The records:

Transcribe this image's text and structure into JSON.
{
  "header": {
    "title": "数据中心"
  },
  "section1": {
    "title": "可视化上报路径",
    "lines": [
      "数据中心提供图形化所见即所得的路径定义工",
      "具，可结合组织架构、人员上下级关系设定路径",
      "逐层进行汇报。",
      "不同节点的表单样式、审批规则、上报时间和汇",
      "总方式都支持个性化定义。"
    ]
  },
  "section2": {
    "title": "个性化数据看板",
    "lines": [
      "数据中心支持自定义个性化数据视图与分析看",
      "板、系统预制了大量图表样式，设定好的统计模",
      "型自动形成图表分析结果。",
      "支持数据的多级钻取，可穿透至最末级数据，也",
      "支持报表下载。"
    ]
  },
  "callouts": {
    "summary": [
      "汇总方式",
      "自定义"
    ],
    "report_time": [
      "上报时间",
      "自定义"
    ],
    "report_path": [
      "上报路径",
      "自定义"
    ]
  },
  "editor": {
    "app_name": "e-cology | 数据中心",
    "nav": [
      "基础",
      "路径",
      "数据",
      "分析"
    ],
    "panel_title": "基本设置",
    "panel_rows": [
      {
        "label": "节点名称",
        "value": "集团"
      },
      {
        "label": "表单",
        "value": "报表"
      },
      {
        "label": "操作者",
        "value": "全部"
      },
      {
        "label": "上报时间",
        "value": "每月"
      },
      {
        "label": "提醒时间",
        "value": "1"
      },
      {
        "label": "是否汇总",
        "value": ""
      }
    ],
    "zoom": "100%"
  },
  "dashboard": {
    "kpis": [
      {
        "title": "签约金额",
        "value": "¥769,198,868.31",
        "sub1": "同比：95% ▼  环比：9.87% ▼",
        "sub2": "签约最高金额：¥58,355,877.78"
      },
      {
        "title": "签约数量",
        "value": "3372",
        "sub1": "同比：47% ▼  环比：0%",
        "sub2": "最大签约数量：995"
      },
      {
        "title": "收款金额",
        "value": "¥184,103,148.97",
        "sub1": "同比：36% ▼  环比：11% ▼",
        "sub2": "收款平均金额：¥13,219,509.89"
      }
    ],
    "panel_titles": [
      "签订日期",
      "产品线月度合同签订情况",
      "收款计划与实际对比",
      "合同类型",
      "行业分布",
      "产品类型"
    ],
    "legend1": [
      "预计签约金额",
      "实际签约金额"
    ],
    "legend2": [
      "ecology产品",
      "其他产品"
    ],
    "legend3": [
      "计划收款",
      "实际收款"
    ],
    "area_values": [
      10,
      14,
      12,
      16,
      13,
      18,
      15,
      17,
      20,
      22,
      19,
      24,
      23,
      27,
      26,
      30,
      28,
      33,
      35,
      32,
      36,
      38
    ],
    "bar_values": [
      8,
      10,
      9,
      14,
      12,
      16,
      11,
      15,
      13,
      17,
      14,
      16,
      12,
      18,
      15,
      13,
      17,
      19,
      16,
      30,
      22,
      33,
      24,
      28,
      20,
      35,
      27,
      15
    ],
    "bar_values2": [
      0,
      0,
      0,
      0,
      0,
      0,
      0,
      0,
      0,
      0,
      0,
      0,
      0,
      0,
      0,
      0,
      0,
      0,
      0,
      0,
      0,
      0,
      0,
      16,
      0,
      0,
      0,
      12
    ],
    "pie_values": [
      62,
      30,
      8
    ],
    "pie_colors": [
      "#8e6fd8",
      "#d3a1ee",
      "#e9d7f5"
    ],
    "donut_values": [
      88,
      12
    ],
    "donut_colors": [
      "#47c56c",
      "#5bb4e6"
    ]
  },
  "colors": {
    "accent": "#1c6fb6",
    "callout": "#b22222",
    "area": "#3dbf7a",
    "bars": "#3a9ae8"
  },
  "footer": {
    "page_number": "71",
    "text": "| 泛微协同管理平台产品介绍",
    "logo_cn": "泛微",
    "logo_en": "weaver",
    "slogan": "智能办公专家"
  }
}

Description of the task: List the lines of the material in which the word "label" occurs.

Task response:
        "label": "节点名称",
        "label": "表单",
        "label": "操作者",
        "label": "上报时间",
        "label": "提醒时间",
        "label": "是否汇总",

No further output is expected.